Task brief:
Find each line holding "ничего" and copy it out.

# start of Records for the exercise

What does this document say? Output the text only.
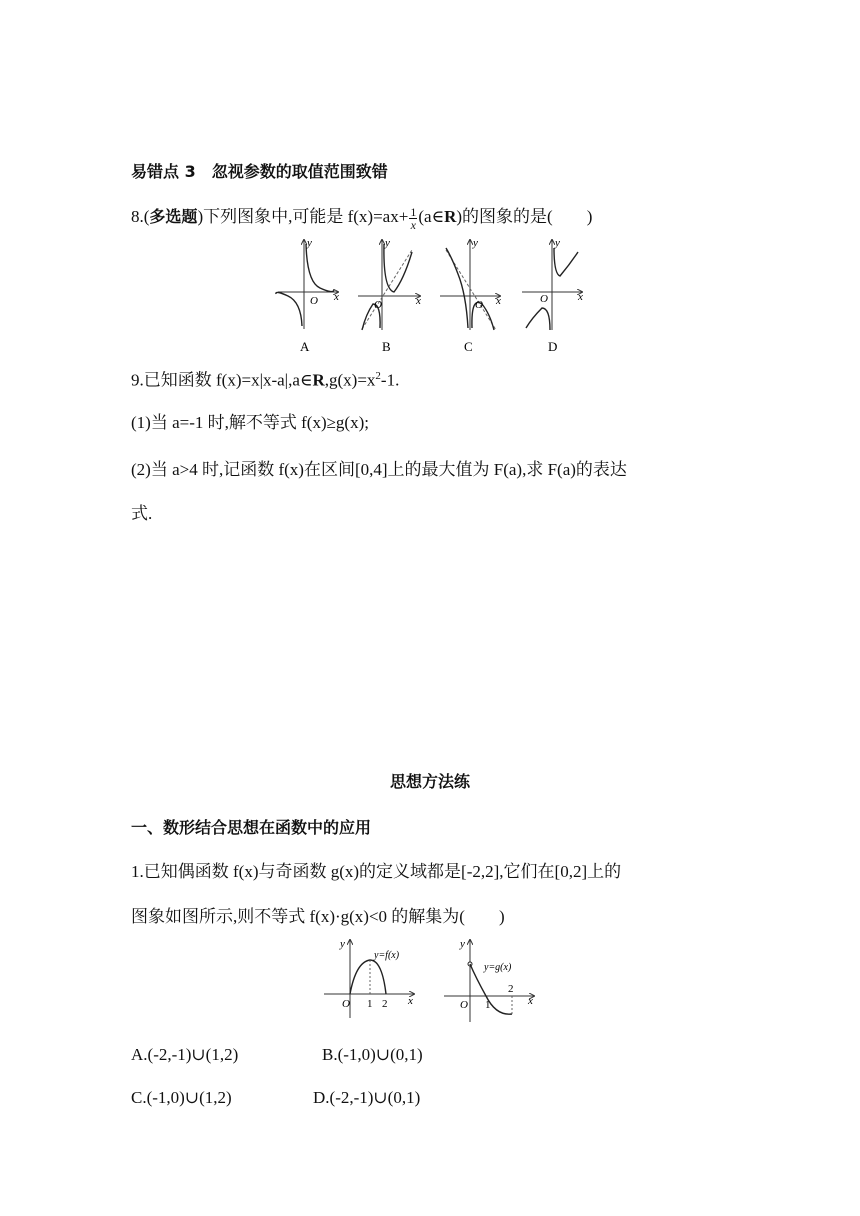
易错点 3　忽视参数的取值范围致错
8.(多选题)下列图象中,可能是 $f(x)=ax+ \frac{1}{x}$ (a∈R)的图象的是(　　)
y
x
O
A
y
x
O
B
y
x
O
C
y
x
O
D
9.已知函数 $f(x)=x|x-a|,a\in R,g(x)=x^2-1$.
(1)当 a=-1 时,解不等式 f(x)≥g(x);
(2)当 a>4 时,记函数 f(x)在区间[0,4]上的最大值为 F(a),求 F(a)的表达
式.
思想方法练
一、数形结合思想在函数中的应用
1.已知偶函数 f(x)与奇函数 g(x)的定义域都是[-2,2],它们在[0,2]上的
图象如图所示,则不等式 f(x)·g(x)<0 的解集为(　　)
y
x
O 1 2
y=f(x)
y
x
O 1
2
y=g(x)
A.(-2,-1)∪(1,2)	B.(-1,0)∪(0,1)
C.(-1,0)∪(1,2)	D.(-2,-1)∪(0,1)
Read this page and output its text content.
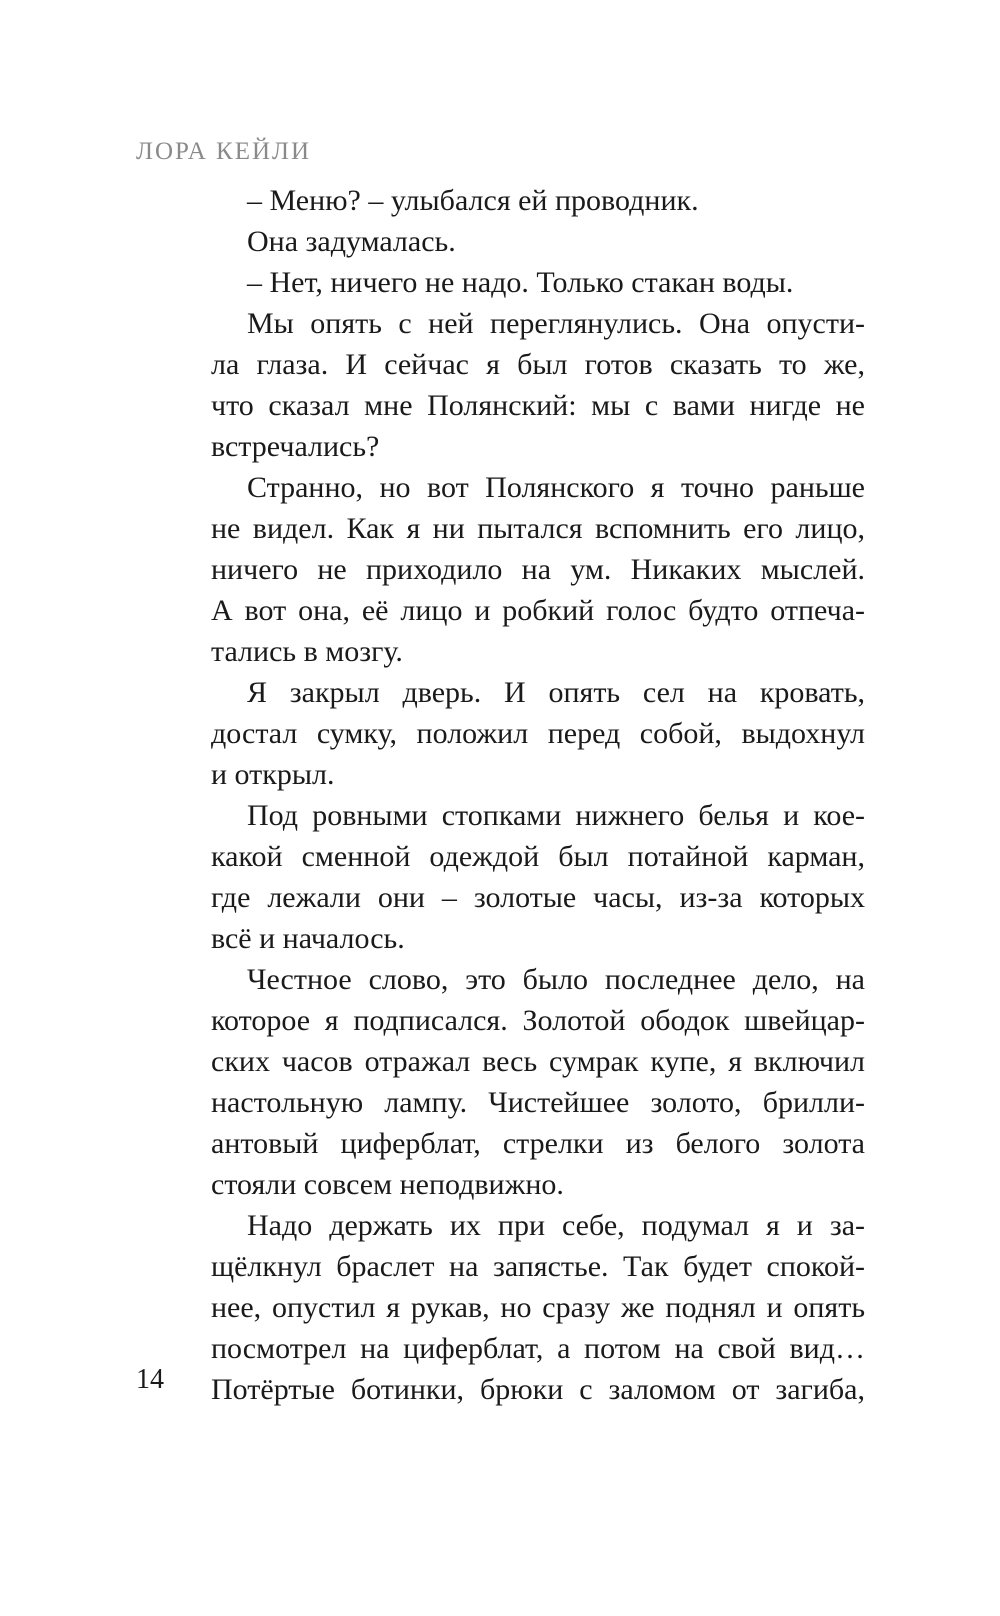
ЛОРА КЕЙЛИ
– Меню? – улыбался ей проводник.
Она задумалась.
– Нет, ничего не надо. Только стакан воды.
Мы опять с ней переглянулись. Она опусти-
ла глаза. И сейчас я был готов сказать то же,
что сказал мне Полянский: мы с вами нигде не
встречались?
Странно, но вот Полянского я точно раньше
не видел. Как я ни пытался вспомнить его лицо,
ничего не приходило на ум. Никаких мыслей.
А вот она, её лицо и робкий голос будто отпеча-
тались в мозгу.
Я закрыл дверь. И опять сел на кровать,
достал сумку, положил перед собой, выдохнул
и открыл.
Под ровными стопками нижнего белья и кое-
какой сменной одеждой был потайной карман,
где лежали они – золотые часы, из-за которых
всё и началось.
Честное слово, это было последнее дело, на
которое я подписался. Золотой ободок швейцар-
ских часов отражал весь сумрак купе, я включил
настольную лампу. Чистейшее золото, брилли-
антовый циферблат, стрелки из белого золота
стояли совсем неподвижно.
Надо держать их при себе, подумал я и за-
щёлкнул браслет на запястье. Так будет спокой-
нее, опустил я рукав, но сразу же поднял и опять
посмотрел на циферблат, а потом на свой вид…
Потёртые ботинки, брюки с заломом от загиба,
14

# end of Records for the exercise

Solution for this exercise:
– Нет, ничего не надо. Только стакан воды.
ничего не приходило на ум. Никаких мыслей.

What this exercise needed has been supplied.